▶ DO THIS
Show every line in the records below that contains the word "Інформа".

Stored records
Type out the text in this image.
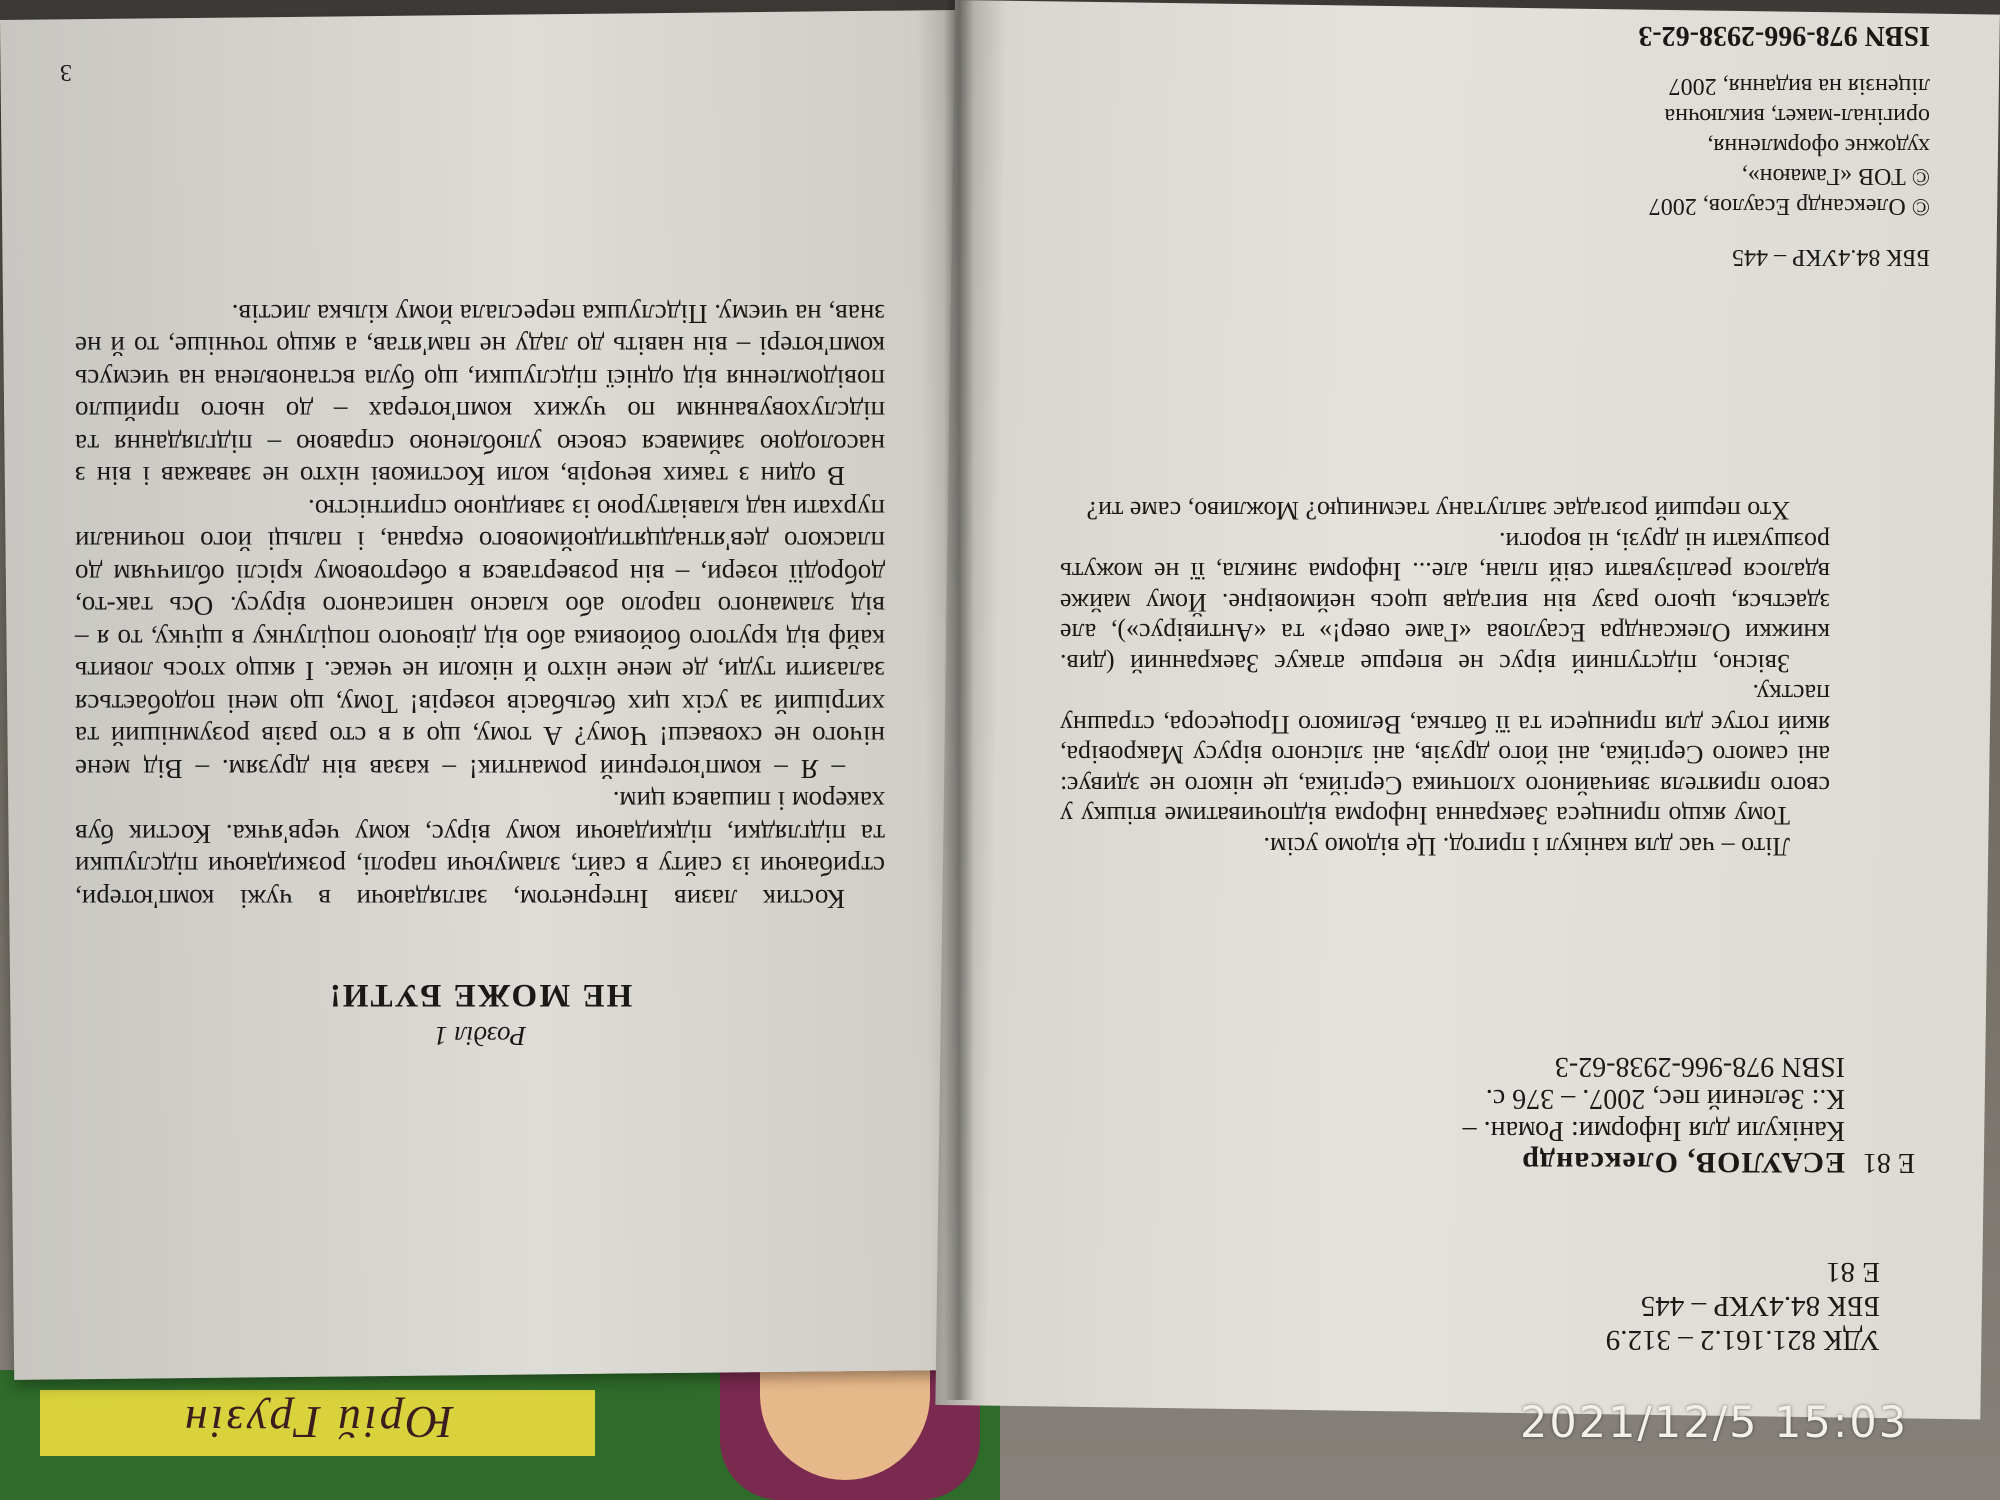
Юрій Грузін
Розділ 1
НЕ МОЖЕ БУТИ!

Костик лазив Інтернетом, заглядаючи в чужі комп'ютери, стрибаючи із сайту в сайт, зламуючи паролі, розкидаючи підслушки та підглядки, підкидаючи кому вірус, кому черв'ячка. Костик був хакером і пишався цим.

– Я – комп'ютерний романтик! – казав він друзям. – Від мене нічого не сховаєш! Чому? А тому, що я в сто разів розумніший та хитріший за усіх цих бельбасів юзерів! Тому, що мені подобається залазити туди, де мене ніхто й ніколи не чекає. І якщо хтось ловить кайф від крутого бойовика або від дівочого поцілунку в щічку, то я – від зламаного пароло або класно написаного вірусу. Ось так-то, добродії юзери, – він розвертався в обертовому кріслі обличчям до плаского дев'ятнадцятидюймового екрана, і пальці його починали пурхати над клавіатурою із завидною спритністю.

В один з таких вечорів, коли Костикові ніхто не заважав і він з насолодою займався своєю улюбленою справою – підглядання та підслуховуванням по чужих комп'ютерах – до нього прийшло повідомлення від однієї підслушки, що була встановлена на чиємусь комп'ютері – він навіть до ладу не пам'ятав, а якщо точніше, то й не знав, на чиєму. Підслушка переслала йому кілька листів.

3
ББК 84.4УКР – 445

© Олександр Есаулов, 2007

© ТОВ «Гамаюн»,

художнє оформлення,

оригінал-макет, виключна

ліцензія на видання, 2007

ISBN 978-966-2938-62-3

Літо – час для канікул і пригод. Це відомо усім.

Тому якщо принцеса Заекранна Інформа відпочиватиме втішку у свого приятеля звичайного хлопчика Сергійка, це нікого не здивує: ані самого Сергійка, ані його друзів, ані злісного вірусу Макровіра, який готує для принцеси та її батька, Великого Процесора, страшну пастку.

Звісно, підступний вірус не вперше атакує Заекранний (див. книжки Олександра Есаулова «Гаме овер!» та «Антивірус»), але здається, цього разу він вигадав щось неймовірне. Йому майже вдалося реалізувати свій план, але... Інформа зникла, її не можуть розшукати ні друзі, ні вороги.

Хто перший розгадає заплутану таємницю? Можливо, саме ти?

Е 81
ЕСАУЛОВ, Олександр
Канікули для Інформи: Роман. –
К.: Зелений пес, 2007. – 376 с.
ISBN 978-966-2938-62-3
УДК 821.161.2 – 312.9
ББК 84.4УКР – 445
Е 81
2021/12/5 15:03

▶ PROBLEM SOLUTION
Тому якщо принцеса Заекранна Інформа відпочиватиме втішку у свого приятеля звичайного хлопчика Сергійка, це нікого не здивує: ані самого Сергійка, ані його друзів, ані злісного вірусу Макровіра, який готує для принцеси та її батька, Великого Процесора, страшну пастку.
Звісно, підступний вірус не вперше атакує Заекранний (див. книжки Олександра Есаулова «Гаме овер!» та «Антивірус»), але здається, цього разу він вигадав щось неймовірне. Йому майже вдалося реалізувати свій план, але... Інформа зникла, її не можуть розшукати ні друзі, ні вороги.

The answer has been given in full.